* [Provided data]
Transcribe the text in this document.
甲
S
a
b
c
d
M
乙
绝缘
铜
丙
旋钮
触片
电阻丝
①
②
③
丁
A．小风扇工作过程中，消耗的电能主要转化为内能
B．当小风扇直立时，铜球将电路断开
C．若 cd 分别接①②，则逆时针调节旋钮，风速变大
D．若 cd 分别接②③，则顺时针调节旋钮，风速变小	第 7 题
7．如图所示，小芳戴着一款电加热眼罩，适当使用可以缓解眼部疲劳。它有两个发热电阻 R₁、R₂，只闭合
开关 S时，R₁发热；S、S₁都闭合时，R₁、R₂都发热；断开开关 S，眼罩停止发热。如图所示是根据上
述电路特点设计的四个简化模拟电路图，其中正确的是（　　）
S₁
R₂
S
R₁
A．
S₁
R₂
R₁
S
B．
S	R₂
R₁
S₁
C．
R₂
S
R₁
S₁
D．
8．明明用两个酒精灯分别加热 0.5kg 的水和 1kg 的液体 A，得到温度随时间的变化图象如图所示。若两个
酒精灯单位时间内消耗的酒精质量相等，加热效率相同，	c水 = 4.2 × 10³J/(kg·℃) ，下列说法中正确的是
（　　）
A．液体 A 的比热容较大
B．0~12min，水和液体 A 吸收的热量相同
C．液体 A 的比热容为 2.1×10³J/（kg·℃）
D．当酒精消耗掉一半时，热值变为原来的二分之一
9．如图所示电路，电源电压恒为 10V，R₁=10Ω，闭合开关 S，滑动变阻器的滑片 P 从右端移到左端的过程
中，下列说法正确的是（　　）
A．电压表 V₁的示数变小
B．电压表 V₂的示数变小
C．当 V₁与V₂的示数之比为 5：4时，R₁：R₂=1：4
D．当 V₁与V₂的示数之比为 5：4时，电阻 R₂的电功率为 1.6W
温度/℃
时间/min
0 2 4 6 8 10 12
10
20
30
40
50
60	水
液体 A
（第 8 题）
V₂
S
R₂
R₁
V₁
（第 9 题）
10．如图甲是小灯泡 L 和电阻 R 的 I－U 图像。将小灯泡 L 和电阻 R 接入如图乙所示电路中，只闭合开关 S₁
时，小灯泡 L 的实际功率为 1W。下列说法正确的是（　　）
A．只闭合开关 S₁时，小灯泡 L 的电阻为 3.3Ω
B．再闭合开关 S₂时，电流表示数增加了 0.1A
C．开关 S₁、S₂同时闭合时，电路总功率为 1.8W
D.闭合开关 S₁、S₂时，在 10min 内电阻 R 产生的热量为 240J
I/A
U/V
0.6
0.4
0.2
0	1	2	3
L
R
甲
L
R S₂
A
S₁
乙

* [The task] Print out every record again, exactly and in full.

* [Final result]
Transcribe the text in this document.
甲
S
a
b
c
d
M
乙
绝缘
铜
丙
旋钮
触片
电阻丝
①
②
③
丁
A．小风扇工作过程中，消耗的电能主要转化为内能
B．当小风扇直立时，铜球将电路断开
C．若 cd 分别接①②，则逆时针调节旋钮，风速变大
D．若 cd 分别接②③，则顺时针调节旋钮，风速变小	第 7 题
7．如图所示，小芳戴着一款电加热眼罩，适当使用可以缓解眼部疲劳。它有两个发热电阻 R₁、R₂，只闭合
开关 S时，R₁发热；S、S₁都闭合时，R₁、R₂都发热；断开开关 S，眼罩停止发热。如图所示是根据上
述电路特点设计的四个简化模拟电路图，其中正确的是（　　）
S₁
R₂
S
R₁
A．
S₁
R₂
R₁
S
B．
S	R₂
R₁
S₁
C．
R₂
S
R₁
S₁
D．
8．明明用两个酒精灯分别加热 0.5kg 的水和 1kg 的液体 A，得到温度随时间的变化图象如图所示。若两个
酒精灯单位时间内消耗的酒精质量相等，加热效率相同，	c水 = 4.2 × 10³J/(kg·℃) ，下列说法中正确的是
（　　）
A．液体 A 的比热容较大
B．0~12min，水和液体 A 吸收的热量相同
C．液体 A 的比热容为 2.1×10³J/（kg·℃）
D．当酒精消耗掉一半时，热值变为原来的二分之一
9．如图所示电路，电源电压恒为 10V，R₁=10Ω，闭合开关 S，滑动变阻器的滑片 P 从右端移到左端的过程
中，下列说法正确的是（　　）
A．电压表 V₁的示数变小
B．电压表 V₂的示数变小
C．当 V₁与V₂的示数之比为 5：4时，R₁：R₂=1：4
D．当 V₁与V₂的示数之比为 5：4时，电阻 R₂的电功率为 1.6W
温度/℃
时间/min
0 2 4 6 8 10 12
10
20
30
40
50
60	水
液体 A
（第 8 题）
V₂
S
R₂
R₁
V₁
（第 9 题）
10．如图甲是小灯泡 L 和电阻 R 的 I－U 图像。将小灯泡 L 和电阻 R 接入如图乙所示电路中，只闭合开关 S₁
时，小灯泡 L 的实际功率为 1W。下列说法正确的是（　　）
A．只闭合开关 S₁时，小灯泡 L 的电阻为 3.3Ω
B．再闭合开关 S₂时，电流表示数增加了 0.1A
C．开关 S₁、S₂同时闭合时，电路总功率为 1.8W
D.闭合开关 S₁、S₂时，在 10min 内电阻 R 产生的热量为 240J
I/A
U/V
0.6
0.4
0.2
0	1	2	3
L
R
甲
L
R S₂
A
S₁
乙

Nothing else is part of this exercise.